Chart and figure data

************

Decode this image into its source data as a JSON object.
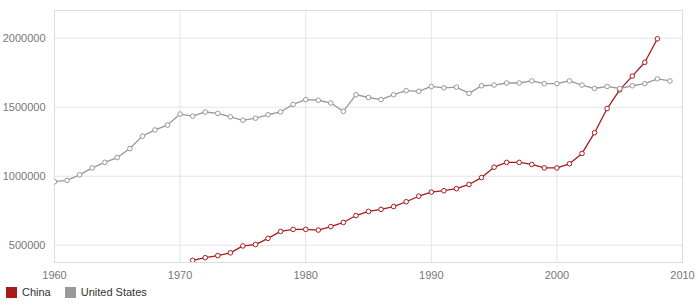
{
  "chart_data": {
    "type": "line",
    "x": [
      1960,
      1961,
      1962,
      1963,
      1964,
      1965,
      1966,
      1967,
      1968,
      1969,
      1970,
      1971,
      1972,
      1973,
      1974,
      1975,
      1976,
      1977,
      1978,
      1979,
      1980,
      1981,
      1982,
      1983,
      1984,
      1985,
      1986,
      1987,
      1988,
      1989,
      1990,
      1991,
      1992,
      1993,
      1994,
      1995,
      1996,
      1997,
      1998,
      1999,
      2000,
      2001,
      2002,
      2003,
      2004,
      2005,
      2006,
      2007,
      2008,
      2009
    ],
    "series": [
      {
        "name": "China",
        "color": "#a61c1c",
        "marker": "circle",
        "values": [
          null,
          null,
          null,
          null,
          null,
          null,
          null,
          null,
          null,
          null,
          null,
          390000,
          410000,
          425000,
          445000,
          495000,
          505000,
          550000,
          600000,
          615000,
          615000,
          610000,
          635000,
          665000,
          715000,
          745000,
          760000,
          780000,
          815000,
          855000,
          885000,
          895000,
          910000,
          940000,
          990000,
          1065000,
          1100000,
          1100000,
          1085000,
          1060000,
          1060000,
          1090000,
          1165000,
          1315000,
          1490000,
          1625000,
          1725000,
          1825000,
          1995000,
          null
        ]
      },
      {
        "name": "United States",
        "color": "#999999",
        "marker": "circle",
        "values": [
          960000,
          970000,
          1010000,
          1060000,
          1100000,
          1135000,
          1200000,
          1290000,
          1335000,
          1370000,
          1450000,
          1435000,
          1465000,
          1455000,
          1430000,
          1405000,
          1420000,
          1445000,
          1465000,
          1520000,
          1555000,
          1550000,
          1530000,
          1470000,
          1590000,
          1570000,
          1555000,
          1590000,
          1620000,
          1615000,
          1650000,
          1640000,
          1645000,
          1600000,
          1655000,
          1660000,
          1675000,
          1675000,
          1690000,
          1670000,
          1670000,
          1690000,
          1660000,
          1635000,
          1650000,
          1635000,
          1655000,
          1670000,
          1705000,
          1690000
        ]
      }
    ],
    "xlim": [
      1960,
      2010
    ],
    "xticks": [
      1960,
      1970,
      1980,
      1990,
      2000,
      2010
    ],
    "ylim": [
      375000,
      2200000
    ],
    "yticks": [
      500000,
      1000000,
      1500000,
      2000000
    ],
    "grid": true,
    "legend": "bottom"
  }
}
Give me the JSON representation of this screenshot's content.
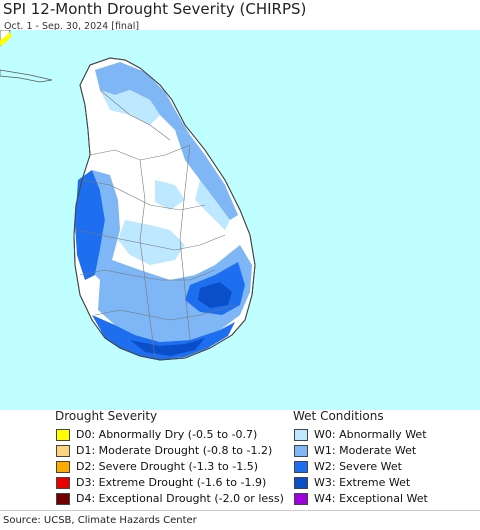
{
  "header": {
    "title": "SPI 12-Month Drought Severity (CHIRPS)",
    "subtitle": "Oct. 1 - Sep. 30, 2024 [final]"
  },
  "map": {
    "ocean_color": "#bfffff",
    "land_outline_color": "#555555",
    "region": "Sri Lanka"
  },
  "legend": {
    "drought": {
      "title": "Drought Severity",
      "items": [
        {
          "label": "D0: Abnormally Dry (-0.5 to -0.7)",
          "color": "#ffff00"
        },
        {
          "label": "D1: Moderate Drought (-0.8 to -1.2)",
          "color": "#fcd37f"
        },
        {
          "label": "D2: Severe Drought (-1.3 to -1.5)",
          "color": "#ffaa00"
        },
        {
          "label": "D3: Extreme Drought (-1.6 to -1.9)",
          "color": "#e60000"
        },
        {
          "label": "D4: Exceptional Drought (-2.0 or less)",
          "color": "#730000"
        }
      ]
    },
    "wet": {
      "title": "Wet Conditions",
      "items": [
        {
          "label": "W0: Abnormally Wet",
          "color": "#bde8ff"
        },
        {
          "label": "W1: Moderate Wet",
          "color": "#7fb6f5"
        },
        {
          "label": "W2: Severe Wet",
          "color": "#1e6ff0"
        },
        {
          "label": "W3: Extreme Wet",
          "color": "#0a4fc8"
        },
        {
          "label": "W4: Exceptional Wet",
          "color": "#a000e0"
        }
      ]
    }
  },
  "footer": {
    "source": "Source: UCSB, Climate Hazards Center"
  }
}
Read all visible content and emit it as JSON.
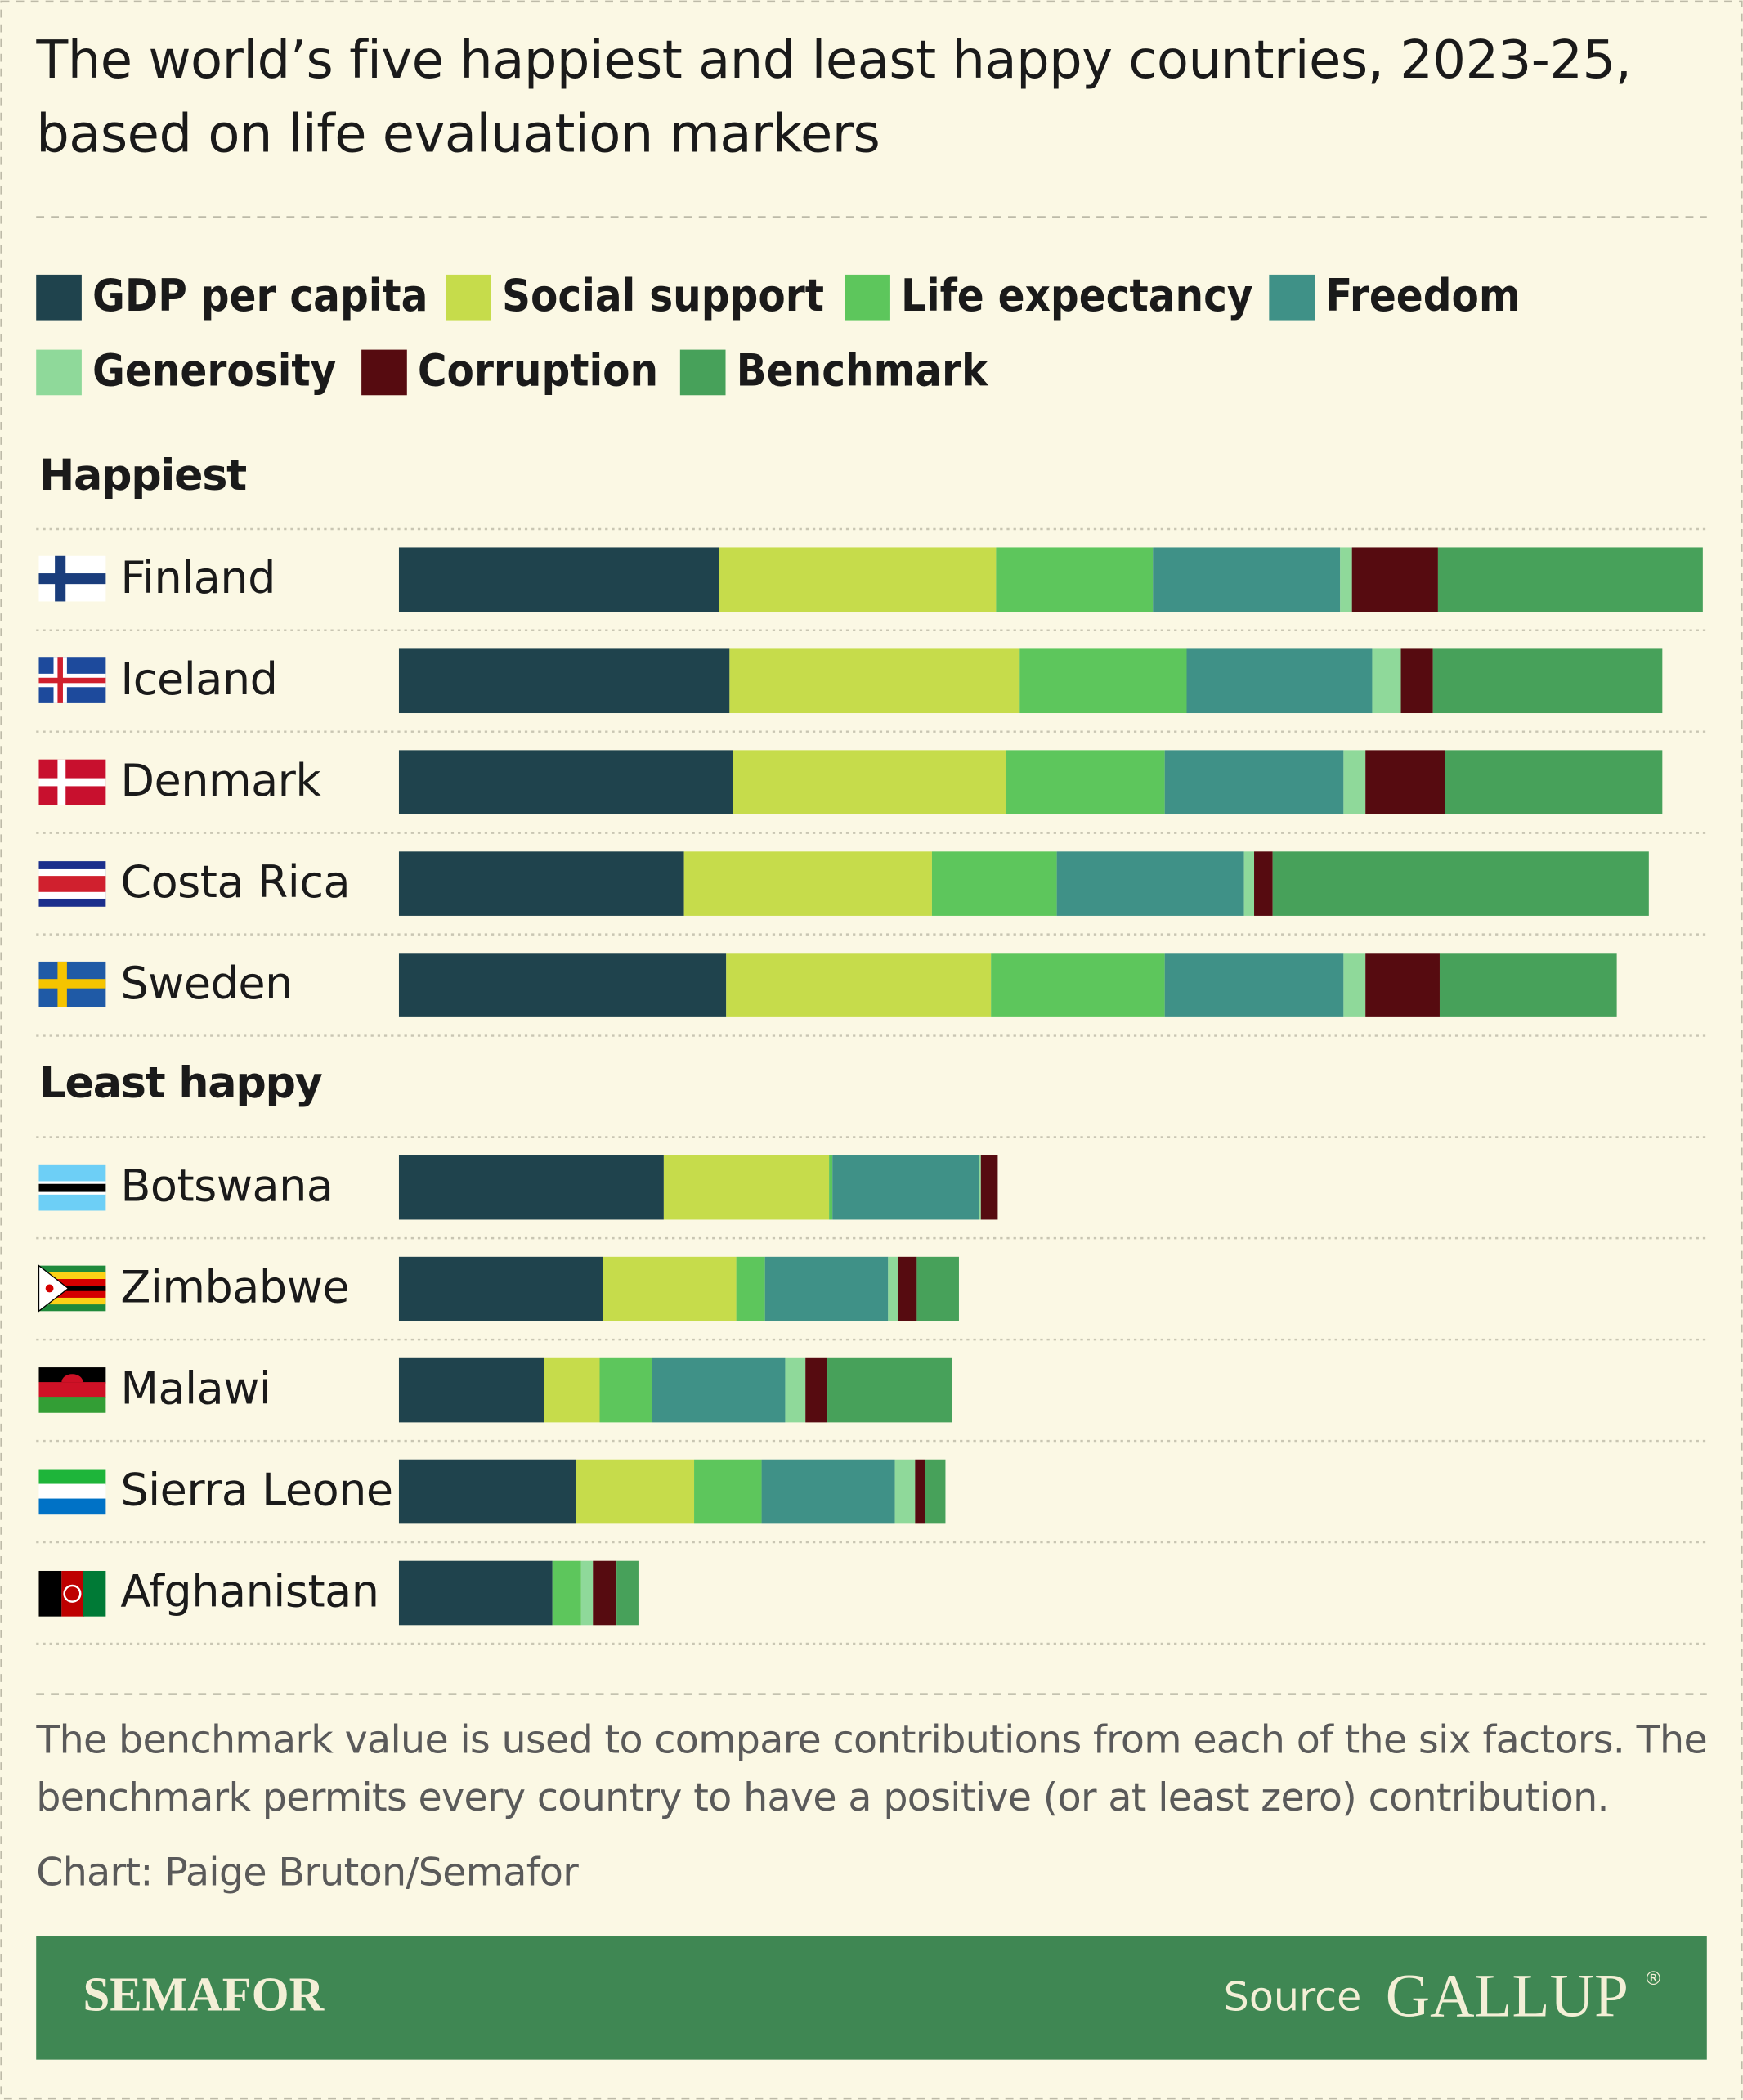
{
  "chart_data": {
    "type": "bar",
    "stacked": true,
    "title": "The world’s five happiest and least happy countries, 2023-25, based on life evaluation markers",
    "series": [
      {
        "name": "GDP per capita",
        "color": "#1f434d"
      },
      {
        "name": "Social support",
        "color": "#c6dc4b"
      },
      {
        "name": "Life expectancy",
        "color": "#5dc65c"
      },
      {
        "name": "Freedom",
        "color": "#3f9187"
      },
      {
        "name": "Generosity",
        "color": "#8fd99a"
      },
      {
        "name": "Corruption",
        "color": "#560b10"
      },
      {
        "name": "Benchmark",
        "color": "#47a15a"
      }
    ],
    "panels": [
      {
        "title": "Happiest",
        "categories": [
          "Finland",
          "Iceland",
          "Denmark",
          "Costa Rica",
          "Sweden"
        ],
        "values": [
          [
            1.9,
            1.96,
            1.98,
            1.69,
            1.94
          ],
          [
            1.64,
            1.72,
            1.62,
            1.47,
            1.57
          ],
          [
            0.93,
            0.99,
            0.94,
            0.74,
            1.03
          ],
          [
            1.11,
            1.1,
            1.06,
            1.11,
            1.06
          ],
          [
            0.07,
            0.17,
            0.13,
            0.06,
            0.13
          ],
          [
            0.51,
            0.19,
            0.47,
            0.11,
            0.44
          ],
          [
            1.57,
            1.36,
            1.29,
            2.23,
            1.05
          ]
        ]
      },
      {
        "title": "Least happy",
        "categories": [
          "Botswana",
          "Zimbabwe",
          "Malawi",
          "Sierra Leone",
          "Afghanistan"
        ],
        "values": [
          [
            1.57,
            1.21,
            0.86,
            1.05,
            0.91
          ],
          [
            0.98,
            0.79,
            0.33,
            0.7,
            0
          ],
          [
            0.02,
            0.17,
            0.31,
            0.4,
            0.17
          ],
          [
            0.87,
            0.73,
            0.79,
            0.79,
            0
          ],
          [
            0.01,
            0.06,
            0.12,
            0.12,
            0.07
          ],
          [
            0.1,
            0.11,
            0.13,
            0.06,
            0.14
          ],
          [
            0,
            0.25,
            0.74,
            0.12,
            0.13
          ]
        ]
      }
    ]
  },
  "note": "The benchmark value is used to compare contributions from each of the six factors. The benchmark permits every country to have a positive (or at least zero) contribution.",
  "credit": "Chart: Paige Bruton/Semafor",
  "brand": "SEMAFOR",
  "source_label": "Source",
  "source_name": "GALLUP",
  "source_mark": "®"
}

************

__Job__
All the lines above are to be given again exactly as they read, with the pictures removed.

__The answer__
Decode this image into its source data as a JSON object.
{
  "chart_data": {
    "type": "line",
    "x": [
      1960,
      1961,
      1962,
      1963,
      1964,
      1965,
      1966,
      1967,
      1968,
      1969,
      1970,
      1971,
      1972,
      1973,
      1974,
      1975,
      1976,
      1977,
      1978,
      1979,
      1980,
      1981,
      1982,
      1983,
      1984,
      1985,
      1986,
      1987,
      1988,
      1989,
      1990,
      1991,
      1992,
      1993,
      1994,
      1995,
      1996,
      1997,
      1998,
      1999,
      2000,
      2001,
      2002,
      2003,
      2004,
      2005,
      2006,
      2007,
      2008,
      2009
    ],
    "series": [
      {
        "name": "China",
        "color": "#a61c1c",
        "marker": "circle",
        "values": [
          null,
          null,
          null,
          null,
          null,
          null,
          null,
          null,
          null,
          null,
          null,
          390000,
          410000,
          425000,
          445000,
          495000,
          505000,
          550000,
          600000,
          615000,
          615000,
          610000,
          635000,
          665000,
          715000,
          745000,
          760000,
          780000,
          815000,
          855000,
          885000,
          895000,
          910000,
          940000,
          990000,
          1065000,
          1100000,
          1100000,
          1085000,
          1060000,
          1060000,
          1090000,
          1165000,
          1315000,
          1490000,
          1625000,
          1725000,
          1825000,
          1995000,
          null
        ]
      },
      {
        "name": "United States",
        "color": "#999999",
        "marker": "circle",
        "values": [
          960000,
          970000,
          1010000,
          1060000,
          1100000,
          1135000,
          1200000,
          1290000,
          1335000,
          1370000,
          1450000,
          1435000,
          1465000,
          1455000,
          1430000,
          1405000,
          1420000,
          1445000,
          1465000,
          1520000,
          1555000,
          1550000,
          1530000,
          1470000,
          1590000,
          1570000,
          1555000,
          1590000,
          1620000,
          1615000,
          1650000,
          1640000,
          1645000,
          1600000,
          1655000,
          1660000,
          1675000,
          1675000,
          1690000,
          1670000,
          1670000,
          1690000,
          1660000,
          1635000,
          1650000,
          1635000,
          1655000,
          1670000,
          1705000,
          1690000
        ]
      }
    ],
    "xlim": [
      1960,
      2010
    ],
    "xticks": [
      1960,
      1970,
      1980,
      1990,
      2000,
      2010
    ],
    "ylim": [
      375000,
      2200000
    ],
    "yticks": [
      500000,
      1000000,
      1500000,
      2000000
    ],
    "grid": true,
    "legend": "bottom"
  }
}
Give me the JSON representation of this screenshot's content.
{
  "header": {
    "title": "SPI 12-Month Drought Severity (CHIRPS)",
    "subtitle": "Oct. 1 - Sep. 30, 2024 [final]"
  },
  "map": {
    "ocean_color": "#bfffff",
    "land_outline_color": "#555555",
    "region": "Sri Lanka"
  },
  "legend": {
    "drought": {
      "title": "Drought Severity",
      "items": [
        {
          "label": "D0: Abnormally Dry (-0.5 to -0.7)",
          "color": "#ffff00"
        },
        {
          "label": "D1: Moderate Drought (-0.8 to -1.2)",
          "color": "#fcd37f"
        },
        {
          "label": "D2: Severe Drought (-1.3 to -1.5)",
          "color": "#ffaa00"
        },
        {
          "label": "D3: Extreme Drought (-1.6 to -1.9)",
          "color": "#e60000"
        },
        {
          "label": "D4: Exceptional Drought (-2.0 or less)",
          "color": "#730000"
        }
      ]
    },
    "wet": {
      "title": "Wet Conditions",
      "items": [
        {
          "label": "W0: Abnormally Wet",
          "color": "#bde8ff"
        },
        {
          "label": "W1: Moderate Wet",
          "color": "#7fb6f5"
        },
        {
          "label": "W2: Severe Wet",
          "color": "#1e6ff0"
        },
        {
          "label": "W3: Extreme Wet",
          "color": "#0a4fc8"
        },
        {
          "label": "W4: Exceptional Wet",
          "color": "#a000e0"
        }
      ]
    }
  },
  "footer": {
    "source": "Source: UCSB, Climate Hazards Center"
  }
}
Read all visible content and emit it as JSON.
{
  "chart_data": {
    "type": "bar",
    "stacked": true,
    "title": "The world’s five happiest and least happy countries, 2023-25, based on life evaluation markers",
    "series": [
      {
        "name": "GDP per capita",
        "color": "#1f434d"
      },
      {
        "name": "Social support",
        "color": "#c6dc4b"
      },
      {
        "name": "Life expectancy",
        "color": "#5dc65c"
      },
      {
        "name": "Freedom",
        "color": "#3f9187"
      },
      {
        "name": "Generosity",
        "color": "#8fd99a"
      },
      {
        "name": "Corruption",
        "color": "#560b10"
      },
      {
        "name": "Benchmark",
        "color": "#47a15a"
      }
    ],
    "panels": [
      {
        "title": "Happiest",
        "categories": [
          "Finland",
          "Iceland",
          "Denmark",
          "Costa Rica",
          "Sweden"
        ],
        "values": [
          [
            1.9,
            1.96,
            1.98,
            1.69,
            1.94
          ],
          [
            1.64,
            1.72,
            1.62,
            1.47,
            1.57
          ],
          [
            0.93,
            0.99,
            0.94,
            0.74,
            1.03
          ],
          [
            1.11,
            1.1,
            1.06,
            1.11,
            1.06
          ],
          [
            0.07,
            0.17,
            0.13,
            0.06,
            0.13
          ],
          [
            0.51,
            0.19,
            0.47,
            0.11,
            0.44
          ],
          [
            1.57,
            1.36,
            1.29,
            2.23,
            1.05
          ]
        ]
      },
      {
        "title": "Least happy",
        "categories": [
          "Botswana",
          "Zimbabwe",
          "Malawi",
          "Sierra Leone",
          "Afghanistan"
        ],
        "values": [
          [
            1.57,
            1.21,
            0.86,
            1.05,
            0.91
          ],
          [
            0.98,
            0.79,
            0.33,
            0.7,
            0
          ],
          [
            0.02,
            0.17,
            0.31,
            0.4,
            0.17
          ],
          [
            0.87,
            0.73,
            0.79,
            0.79,
            0
          ],
          [
            0.01,
            0.06,
            0.12,
            0.12,
            0.07
          ],
          [
            0.1,
            0.11,
            0.13,
            0.06,
            0.14
          ],
          [
            0,
            0.25,
            0.74,
            0.12,
            0.13
          ]
        ]
      }
    ]
  },
  "note": "The benchmark value is used to compare contributions from each of the six factors. The benchmark permits every country to have a positive (or at least zero) contribution.",
  "credit": "Chart: Paige Bruton/Semafor",
  "brand": "SEMAFOR",
  "source_label": "Source",
  "source_name": "GALLUP",
  "source_mark": "®"
}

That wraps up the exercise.